▸ Your instructions
Check every line of the entries below for the word "para", and copy the ones that have it.

▸ Listed records
★ ★ ★ ★ ★ ★ ★
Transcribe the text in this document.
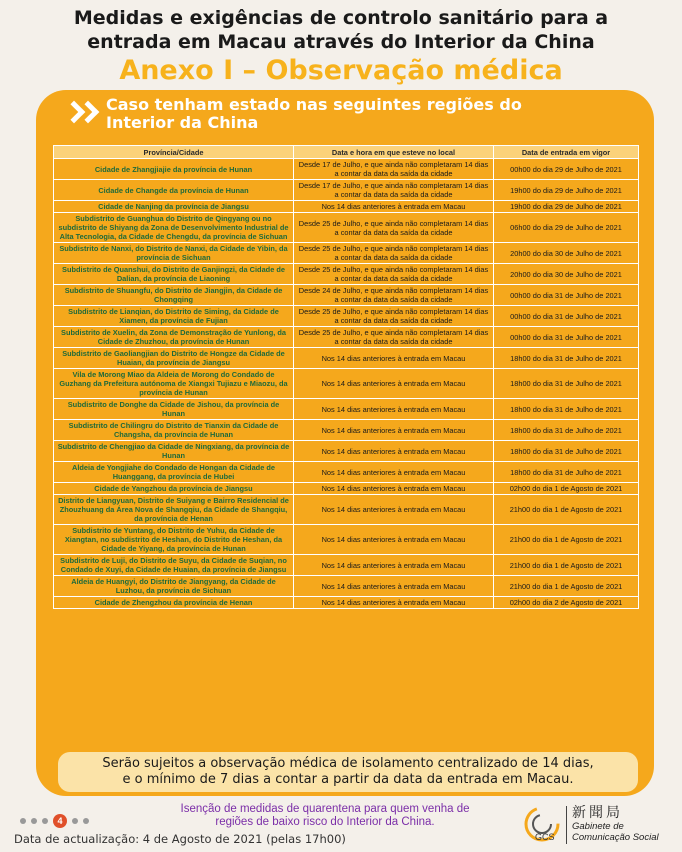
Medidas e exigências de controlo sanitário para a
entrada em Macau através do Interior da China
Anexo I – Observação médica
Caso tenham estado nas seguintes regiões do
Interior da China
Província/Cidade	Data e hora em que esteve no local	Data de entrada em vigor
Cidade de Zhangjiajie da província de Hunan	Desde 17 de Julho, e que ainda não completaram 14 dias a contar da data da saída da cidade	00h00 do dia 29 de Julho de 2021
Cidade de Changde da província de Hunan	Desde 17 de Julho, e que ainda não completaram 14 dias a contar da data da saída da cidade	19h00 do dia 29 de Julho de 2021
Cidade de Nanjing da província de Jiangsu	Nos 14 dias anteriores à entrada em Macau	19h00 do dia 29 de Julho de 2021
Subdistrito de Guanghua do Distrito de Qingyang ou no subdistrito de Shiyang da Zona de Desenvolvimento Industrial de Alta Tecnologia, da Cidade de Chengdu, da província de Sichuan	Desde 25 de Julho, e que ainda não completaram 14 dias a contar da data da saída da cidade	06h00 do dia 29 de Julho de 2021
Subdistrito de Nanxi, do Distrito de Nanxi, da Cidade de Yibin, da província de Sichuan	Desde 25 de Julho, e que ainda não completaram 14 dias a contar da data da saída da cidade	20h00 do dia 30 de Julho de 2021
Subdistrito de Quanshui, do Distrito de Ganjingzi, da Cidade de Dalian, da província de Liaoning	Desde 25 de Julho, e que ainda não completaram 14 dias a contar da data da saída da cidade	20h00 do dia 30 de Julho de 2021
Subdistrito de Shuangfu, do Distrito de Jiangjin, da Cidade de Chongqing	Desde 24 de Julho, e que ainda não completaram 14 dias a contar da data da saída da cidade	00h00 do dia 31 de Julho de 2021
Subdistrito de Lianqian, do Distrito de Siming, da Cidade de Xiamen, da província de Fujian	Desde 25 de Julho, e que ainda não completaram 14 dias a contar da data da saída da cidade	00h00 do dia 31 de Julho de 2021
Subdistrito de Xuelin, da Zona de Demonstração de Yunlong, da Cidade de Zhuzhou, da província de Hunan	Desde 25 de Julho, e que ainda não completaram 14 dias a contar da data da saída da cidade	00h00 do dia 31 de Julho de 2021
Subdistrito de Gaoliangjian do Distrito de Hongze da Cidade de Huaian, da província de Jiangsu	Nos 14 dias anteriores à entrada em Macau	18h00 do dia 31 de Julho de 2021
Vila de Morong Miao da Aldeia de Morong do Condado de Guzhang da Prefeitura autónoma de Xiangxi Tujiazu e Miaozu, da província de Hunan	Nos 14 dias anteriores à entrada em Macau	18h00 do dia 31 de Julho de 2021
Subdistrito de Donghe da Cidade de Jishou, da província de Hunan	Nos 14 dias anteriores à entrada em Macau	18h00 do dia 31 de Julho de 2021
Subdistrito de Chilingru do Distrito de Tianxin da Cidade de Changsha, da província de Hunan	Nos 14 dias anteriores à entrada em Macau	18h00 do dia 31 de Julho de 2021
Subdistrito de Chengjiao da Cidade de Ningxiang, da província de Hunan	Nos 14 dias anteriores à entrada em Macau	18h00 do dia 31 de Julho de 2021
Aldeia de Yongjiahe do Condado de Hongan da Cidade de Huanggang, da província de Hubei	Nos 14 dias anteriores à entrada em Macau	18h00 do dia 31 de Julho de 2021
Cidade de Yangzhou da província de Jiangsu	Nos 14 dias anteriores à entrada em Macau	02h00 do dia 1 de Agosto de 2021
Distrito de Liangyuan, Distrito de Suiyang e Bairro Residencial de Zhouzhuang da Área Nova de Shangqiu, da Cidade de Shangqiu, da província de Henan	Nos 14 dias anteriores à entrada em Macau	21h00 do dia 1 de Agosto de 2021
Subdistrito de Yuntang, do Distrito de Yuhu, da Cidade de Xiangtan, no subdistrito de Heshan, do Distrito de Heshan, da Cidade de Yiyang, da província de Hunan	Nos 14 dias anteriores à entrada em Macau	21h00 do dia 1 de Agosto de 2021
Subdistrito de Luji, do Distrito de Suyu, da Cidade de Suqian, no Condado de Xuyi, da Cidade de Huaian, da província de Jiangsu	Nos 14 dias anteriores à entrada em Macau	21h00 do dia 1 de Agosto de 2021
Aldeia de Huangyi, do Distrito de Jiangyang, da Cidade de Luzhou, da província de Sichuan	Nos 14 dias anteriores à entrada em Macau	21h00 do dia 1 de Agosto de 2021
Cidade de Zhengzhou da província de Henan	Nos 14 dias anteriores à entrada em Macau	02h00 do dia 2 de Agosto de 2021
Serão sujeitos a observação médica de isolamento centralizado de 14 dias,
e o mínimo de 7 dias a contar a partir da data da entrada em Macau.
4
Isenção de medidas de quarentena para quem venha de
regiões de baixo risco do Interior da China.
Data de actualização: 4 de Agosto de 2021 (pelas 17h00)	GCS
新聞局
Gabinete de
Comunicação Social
★ ★ ★ ★ ★ ★ ★
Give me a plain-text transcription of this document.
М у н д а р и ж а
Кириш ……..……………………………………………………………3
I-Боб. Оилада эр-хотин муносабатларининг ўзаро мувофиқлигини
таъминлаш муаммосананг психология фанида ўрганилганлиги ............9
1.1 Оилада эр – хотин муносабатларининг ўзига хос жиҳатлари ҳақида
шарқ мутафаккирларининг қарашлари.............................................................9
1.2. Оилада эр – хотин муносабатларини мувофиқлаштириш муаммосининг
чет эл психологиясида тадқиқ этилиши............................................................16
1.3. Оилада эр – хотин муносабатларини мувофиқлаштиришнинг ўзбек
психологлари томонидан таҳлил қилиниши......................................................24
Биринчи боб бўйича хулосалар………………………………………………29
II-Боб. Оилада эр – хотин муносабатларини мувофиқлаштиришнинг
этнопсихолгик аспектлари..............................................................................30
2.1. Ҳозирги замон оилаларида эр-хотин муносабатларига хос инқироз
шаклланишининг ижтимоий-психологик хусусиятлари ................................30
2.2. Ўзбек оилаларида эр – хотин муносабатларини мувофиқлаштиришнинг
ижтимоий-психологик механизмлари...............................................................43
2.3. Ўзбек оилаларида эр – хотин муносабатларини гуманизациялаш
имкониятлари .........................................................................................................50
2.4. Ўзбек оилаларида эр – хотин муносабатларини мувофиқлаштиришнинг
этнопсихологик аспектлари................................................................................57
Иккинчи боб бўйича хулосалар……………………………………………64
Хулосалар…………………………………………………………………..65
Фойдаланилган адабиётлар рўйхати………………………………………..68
★ ★ ★ ★ ★ ★ ★
▸ The answer
Medidas e exigências de controlo sanitário para a
Isenção de medidas de quarentena para quem venha de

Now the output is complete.